Collected data entries
**********
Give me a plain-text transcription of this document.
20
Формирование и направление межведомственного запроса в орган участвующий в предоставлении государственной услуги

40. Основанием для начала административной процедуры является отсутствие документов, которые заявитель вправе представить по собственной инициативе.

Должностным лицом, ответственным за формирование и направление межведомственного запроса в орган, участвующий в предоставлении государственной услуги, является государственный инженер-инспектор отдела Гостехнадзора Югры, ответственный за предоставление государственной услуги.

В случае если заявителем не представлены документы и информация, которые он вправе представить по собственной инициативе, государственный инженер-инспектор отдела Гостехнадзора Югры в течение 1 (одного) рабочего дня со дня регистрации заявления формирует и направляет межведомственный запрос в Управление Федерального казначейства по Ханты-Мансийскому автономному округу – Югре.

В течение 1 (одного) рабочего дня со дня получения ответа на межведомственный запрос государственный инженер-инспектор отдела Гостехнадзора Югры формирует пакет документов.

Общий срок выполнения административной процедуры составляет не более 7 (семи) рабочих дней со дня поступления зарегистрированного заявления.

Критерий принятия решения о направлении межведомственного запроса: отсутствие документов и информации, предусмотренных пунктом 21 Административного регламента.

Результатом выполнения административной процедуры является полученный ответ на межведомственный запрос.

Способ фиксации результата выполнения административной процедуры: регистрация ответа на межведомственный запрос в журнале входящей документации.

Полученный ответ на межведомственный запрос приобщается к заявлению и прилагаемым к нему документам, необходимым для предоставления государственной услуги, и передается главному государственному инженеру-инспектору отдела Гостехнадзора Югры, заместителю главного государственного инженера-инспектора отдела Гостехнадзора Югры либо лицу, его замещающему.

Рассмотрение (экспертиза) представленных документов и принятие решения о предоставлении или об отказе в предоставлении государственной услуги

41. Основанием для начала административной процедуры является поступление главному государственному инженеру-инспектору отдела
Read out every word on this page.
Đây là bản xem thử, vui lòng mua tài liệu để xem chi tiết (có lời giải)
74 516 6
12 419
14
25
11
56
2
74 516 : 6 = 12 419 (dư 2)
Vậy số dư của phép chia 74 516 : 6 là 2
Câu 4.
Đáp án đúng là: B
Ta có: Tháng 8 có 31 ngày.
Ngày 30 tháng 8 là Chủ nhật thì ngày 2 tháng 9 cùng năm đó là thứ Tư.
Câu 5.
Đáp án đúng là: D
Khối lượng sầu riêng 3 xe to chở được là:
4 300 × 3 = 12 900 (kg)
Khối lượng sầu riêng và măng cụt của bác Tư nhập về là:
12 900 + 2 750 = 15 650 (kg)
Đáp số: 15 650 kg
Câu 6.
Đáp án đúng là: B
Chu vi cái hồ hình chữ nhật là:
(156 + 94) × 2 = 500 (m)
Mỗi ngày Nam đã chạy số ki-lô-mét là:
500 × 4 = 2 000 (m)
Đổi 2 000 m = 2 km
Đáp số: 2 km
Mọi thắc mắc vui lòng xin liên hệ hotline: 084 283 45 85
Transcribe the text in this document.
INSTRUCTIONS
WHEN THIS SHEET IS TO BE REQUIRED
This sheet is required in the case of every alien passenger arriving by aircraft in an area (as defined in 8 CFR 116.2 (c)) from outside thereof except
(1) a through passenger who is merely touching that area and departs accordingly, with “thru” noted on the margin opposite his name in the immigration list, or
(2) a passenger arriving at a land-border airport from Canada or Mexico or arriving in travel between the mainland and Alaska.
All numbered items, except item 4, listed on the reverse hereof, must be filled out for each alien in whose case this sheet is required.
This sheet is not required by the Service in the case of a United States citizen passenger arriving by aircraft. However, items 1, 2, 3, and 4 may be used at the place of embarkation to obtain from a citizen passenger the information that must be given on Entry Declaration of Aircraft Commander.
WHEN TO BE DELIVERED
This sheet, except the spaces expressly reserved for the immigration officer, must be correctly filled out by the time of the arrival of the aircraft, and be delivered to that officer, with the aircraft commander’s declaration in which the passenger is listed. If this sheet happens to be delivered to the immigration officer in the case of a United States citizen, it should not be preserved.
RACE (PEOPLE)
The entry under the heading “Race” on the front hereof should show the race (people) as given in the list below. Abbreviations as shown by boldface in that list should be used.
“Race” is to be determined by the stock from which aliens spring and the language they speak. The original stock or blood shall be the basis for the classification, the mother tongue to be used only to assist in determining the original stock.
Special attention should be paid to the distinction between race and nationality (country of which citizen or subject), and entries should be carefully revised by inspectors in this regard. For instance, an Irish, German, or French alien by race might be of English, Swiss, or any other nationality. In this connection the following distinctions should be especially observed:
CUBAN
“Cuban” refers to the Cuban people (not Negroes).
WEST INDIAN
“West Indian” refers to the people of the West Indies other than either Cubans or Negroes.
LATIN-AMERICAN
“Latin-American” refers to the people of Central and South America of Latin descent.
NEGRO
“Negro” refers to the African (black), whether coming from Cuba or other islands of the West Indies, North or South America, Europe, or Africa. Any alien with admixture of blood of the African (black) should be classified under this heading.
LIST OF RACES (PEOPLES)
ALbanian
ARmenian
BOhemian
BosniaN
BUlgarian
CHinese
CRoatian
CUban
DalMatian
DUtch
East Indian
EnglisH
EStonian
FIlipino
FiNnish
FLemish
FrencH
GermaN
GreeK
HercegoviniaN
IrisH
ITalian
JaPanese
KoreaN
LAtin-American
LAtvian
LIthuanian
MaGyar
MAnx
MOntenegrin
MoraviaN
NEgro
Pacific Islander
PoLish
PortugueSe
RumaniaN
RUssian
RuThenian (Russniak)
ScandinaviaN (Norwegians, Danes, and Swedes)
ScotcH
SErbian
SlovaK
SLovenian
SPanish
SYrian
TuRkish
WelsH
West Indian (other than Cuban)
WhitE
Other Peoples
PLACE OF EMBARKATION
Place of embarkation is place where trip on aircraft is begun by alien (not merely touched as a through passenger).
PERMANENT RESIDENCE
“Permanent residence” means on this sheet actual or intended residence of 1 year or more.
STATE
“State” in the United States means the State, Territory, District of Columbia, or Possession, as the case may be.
**********
▶ Request: Copy out the whole listing exactly.

▶ Output:
Give me a plain-text transcription of this document.
20
Формирование и направление межведомственного запроса в орган участвующий в предоставлении государственной услуги

40. Основанием для начала административной процедуры является отсутствие документов, которые заявитель вправе представить по собственной инициативе.

Должностным лицом, ответственным за формирование и направление межведомственного запроса в орган, участвующий в предоставлении государственной услуги, является государственный инженер-инспектор отдела Гостехнадзора Югры, ответственный за предоставление государственной услуги.

В случае если заявителем не представлены документы и информация, которые он вправе представить по собственной инициативе, государственный инженер-инспектор отдела Гостехнадзора Югры в течение 1 (одного) рабочего дня со дня регистрации заявления формирует и направляет межведомственный запрос в Управление Федерального казначейства по Ханты-Мансийскому автономному округу – Югре.

В течение 1 (одного) рабочего дня со дня получения ответа на межведомственный запрос государственный инженер-инспектор отдела Гостехнадзора Югры формирует пакет документов.

Общий срок выполнения административной процедуры составляет не более 7 (семи) рабочих дней со дня поступления зарегистрированного заявления.

Критерий принятия решения о направлении межведомственного запроса: отсутствие документов и информации, предусмотренных пунктом 21 Административного регламента.

Результатом выполнения административной процедуры является полученный ответ на межведомственный запрос.

Способ фиксации результата выполнения административной процедуры: регистрация ответа на межведомственный запрос в журнале входящей документации.

Полученный ответ на межведомственный запрос приобщается к заявлению и прилагаемым к нему документам, необходимым для предоставления государственной услуги, и передается главному государственному инженеру-инспектору отдела Гостехнадзора Югры, заместителю главного государственного инженера-инспектора отдела Гостехнадзора Югры либо лицу, его замещающему.

Рассмотрение (экспертиза) представленных документов и принятие решения о предоставлении или об отказе в предоставлении государственной услуги

41. Основанием для начала административной процедуры является поступление главному государственному инженеру-инспектору отдела
Read out every word on this page.
Đây là bản xem thử, vui lòng mua tài liệu để xem chi tiết (có lời giải)
74 516 6
12 419
14
25
11
56
2
74 516 : 6 = 12 419 (dư 2)
Vậy số dư của phép chia 74 516 : 6 là 2
Câu 4.
Đáp án đúng là: B
Ta có: Tháng 8 có 31 ngày.
Ngày 30 tháng 8 là Chủ nhật thì ngày 2 tháng 9 cùng năm đó là thứ Tư.
Câu 5.
Đáp án đúng là: D
Khối lượng sầu riêng 3 xe to chở được là:
4 300 × 3 = 12 900 (kg)
Khối lượng sầu riêng và măng cụt của bác Tư nhập về là:
12 900 + 2 750 = 15 650 (kg)
Đáp số: 15 650 kg
Câu 6.
Đáp án đúng là: B
Chu vi cái hồ hình chữ nhật là:
(156 + 94) × 2 = 500 (m)
Mỗi ngày Nam đã chạy số ki-lô-mét là:
500 × 4 = 2 000 (m)
Đổi 2 000 m = 2 km
Đáp số: 2 km
Mọi thắc mắc vui lòng xin liên hệ hotline: 084 283 45 85
Transcribe the text in this document.
INSTRUCTIONS
WHEN THIS SHEET IS TO BE REQUIRED
This sheet is required in the case of every alien passenger arriving by aircraft in an area (as defined in 8 CFR 116.2 (c)) from outside thereof except
(1) a through passenger who is merely touching that area and departs accordingly, with “thru” noted on the margin opposite his name in the immigration list, or
(2) a passenger arriving at a land-border airport from Canada or Mexico or arriving in travel between the mainland and Alaska.
All numbered items, except item 4, listed on the reverse hereof, must be filled out for each alien in whose case this sheet is required.
This sheet is not required by the Service in the case of a United States citizen passenger arriving by aircraft. However, items 1, 2, 3, and 4 may be used at the place of embarkation to obtain from a citizen passenger the information that must be given on Entry Declaration of Aircraft Commander.
WHEN TO BE DELIVERED
This sheet, except the spaces expressly reserved for the immigration officer, must be correctly filled out by the time of the arrival of the aircraft, and be delivered to that officer, with the aircraft commander’s declaration in which the passenger is listed. If this sheet happens to be delivered to the immigration officer in the case of a United States citizen, it should not be preserved.
RACE (PEOPLE)
The entry under the heading “Race” on the front hereof should show the race (people) as given in the list below. Abbreviations as shown by boldface in that list should be used.
“Race” is to be determined by the stock from which aliens spring and the language they speak. The original stock or blood shall be the basis for the classification, the mother tongue to be used only to assist in determining the original stock.
Special attention should be paid to the distinction between race and nationality (country of which citizen or subject), and entries should be carefully revised by inspectors in this regard. For instance, an Irish, German, or French alien by race might be of English, Swiss, or any other nationality. In this connection the following distinctions should be especially observed:
CUBAN
“Cuban” refers to the Cuban people (not Negroes).
WEST INDIAN
“West Indian” refers to the people of the West Indies other than either Cubans or Negroes.
LATIN-AMERICAN
“Latin-American” refers to the people of Central and South America of Latin descent.
NEGRO
“Negro” refers to the African (black), whether coming from Cuba or other islands of the West Indies, North or South America, Europe, or Africa. Any alien with admixture of blood of the African (black) should be classified under this heading.
LIST OF RACES (PEOPLES)
ALbanian
ARmenian
BOhemian
BosniaN
BUlgarian
CHinese
CRoatian
CUban
DalMatian
DUtch
East Indian
EnglisH
EStonian
FIlipino
FiNnish
FLemish
FrencH
GermaN
GreeK
HercegoviniaN
IrisH
ITalian
JaPanese
KoreaN
LAtin-American
LAtvian
LIthuanian
MaGyar
MAnx
MOntenegrin
MoraviaN
NEgro
Pacific Islander
PoLish
PortugueSe
RumaniaN
RUssian
RuThenian (Russniak)
ScandinaviaN (Norwegians, Danes, and Swedes)
ScotcH
SErbian
SlovaK
SLovenian
SPanish
SYrian
TuRkish
WelsH
West Indian (other than Cuban)
WhitE
Other Peoples
PLACE OF EMBARKATION
Place of embarkation is place where trip on aircraft is begun by alien (not merely touched as a through passenger).
PERMANENT RESIDENCE
“Permanent residence” means on this sheet actual or intended residence of 1 year or more.
STATE
“State” in the United States means the State, Territory, District of Columbia, or Possession, as the case may be.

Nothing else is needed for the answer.